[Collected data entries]
--- start ---
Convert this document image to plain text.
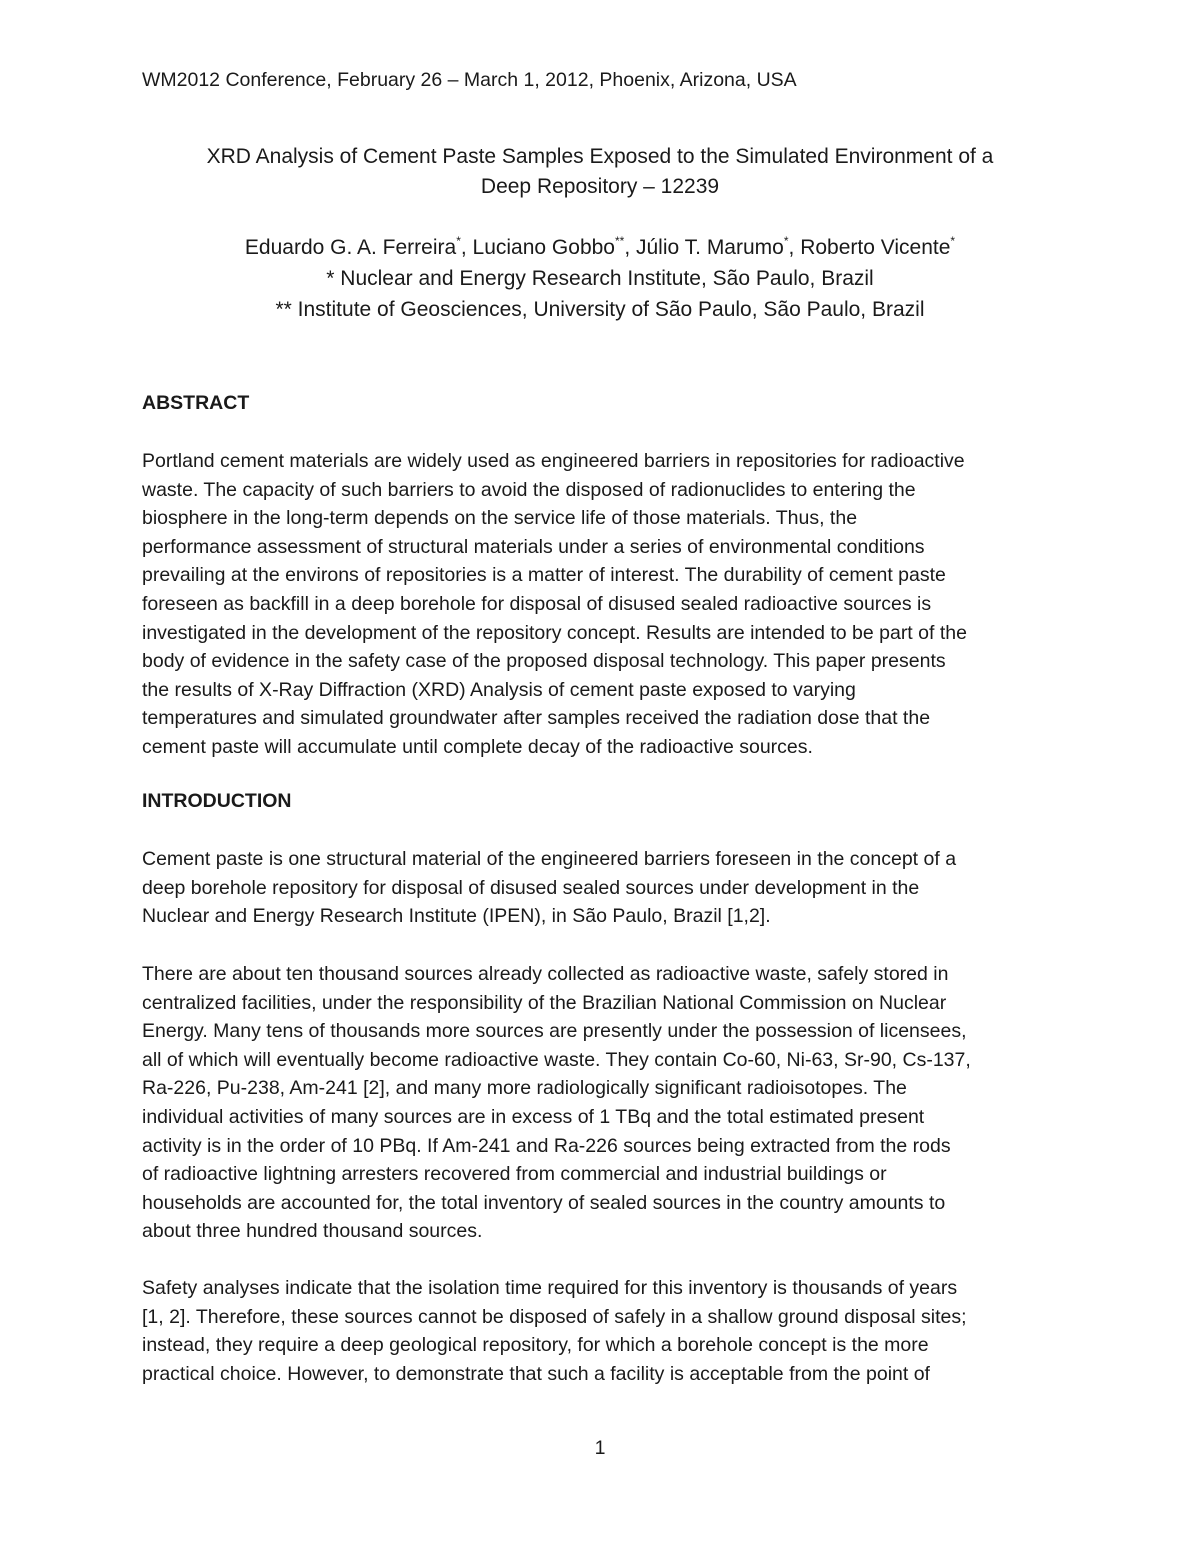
WM2012 Conference, February 26 – March 1, 2012, Phoenix, Arizona, USA
XRD Analysis of Cement Paste Samples Exposed to the Simulated Environment of a
Deep Repository – 12239
Eduardo G. A. Ferreira*, Luciano Gobbo**, Júlio T. Marumo*, Roberto Vicente*
* Nuclear and Energy Research Institute, São Paulo, Brazil
** Institute of Geosciences, University of São Paulo, São Paulo, Brazil
ABSTRACT
Portland cement materials are widely used as engineered barriers in repositories for radioactive
waste. The capacity of such barriers to avoid the disposed of radionuclides to entering the
biosphere in the long-term depends on the service life of those materials. Thus, the
performance assessment of structural materials under a series of environmental conditions
prevailing at the environs of repositories is a matter of interest. The durability of cement paste
foreseen as backfill in a deep borehole for disposal of disused sealed radioactive sources is
investigated in the development of the repository concept. Results are intended to be part of the
body of evidence in the safety case of the proposed disposal technology. This paper presents
the results of X-Ray Diffraction (XRD) Analysis of cement paste exposed to varying
temperatures and simulated groundwater after samples received the radiation dose that the
cement paste will accumulate until complete decay of the radioactive sources.
INTRODUCTION
Cement paste is one structural material of the engineered barriers foreseen in the concept of a
deep borehole repository for disposal of disused sealed sources under development in the
Nuclear and Energy Research Institute (IPEN), in São Paulo, Brazil [1,2].
There are about ten thousand sources already collected as radioactive waste, safely stored in
centralized facilities, under the responsibility of the Brazilian National Commission on Nuclear
Energy. Many tens of thousands more sources are presently under the possession of licensees,
all of which will eventually become radioactive waste. They contain Co-60, Ni-63, Sr-90, Cs-137,
Ra-226, Pu-238, Am-241 [2], and many more radiologically significant radioisotopes. The
individual activities of many sources are in excess of 1 TBq and the total estimated present
activity is in the order of 10 PBq. If Am-241 and Ra-226 sources being extracted from the rods
of radioactive lightning arresters recovered from commercial and industrial buildings or
households are accounted for, the total inventory of sealed sources in the country amounts to
about three hundred thousand sources.
Safety analyses indicate that the isolation time required for this inventory is thousands of years
[1, 2]. Therefore, these sources cannot be disposed of safely in a shallow ground disposal sites;
instead, they require a deep geological repository, for which a borehole concept is the more
practical choice. However, to demonstrate that such a facility is acceptable from the point of
1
--- end ---
TASK PROMPT: All lines that include "under" are to be gathered and copied.

CORRECT ANSWER:
performance assessment of structural materials under a series of environmental conditions
deep borehole repository for disposal of disused sealed sources under development in the
centralized facilities, under the responsibility of the Brazilian National Commission on Nuclear
Energy. Many tens of thousands more sources are presently under the possession of licensees,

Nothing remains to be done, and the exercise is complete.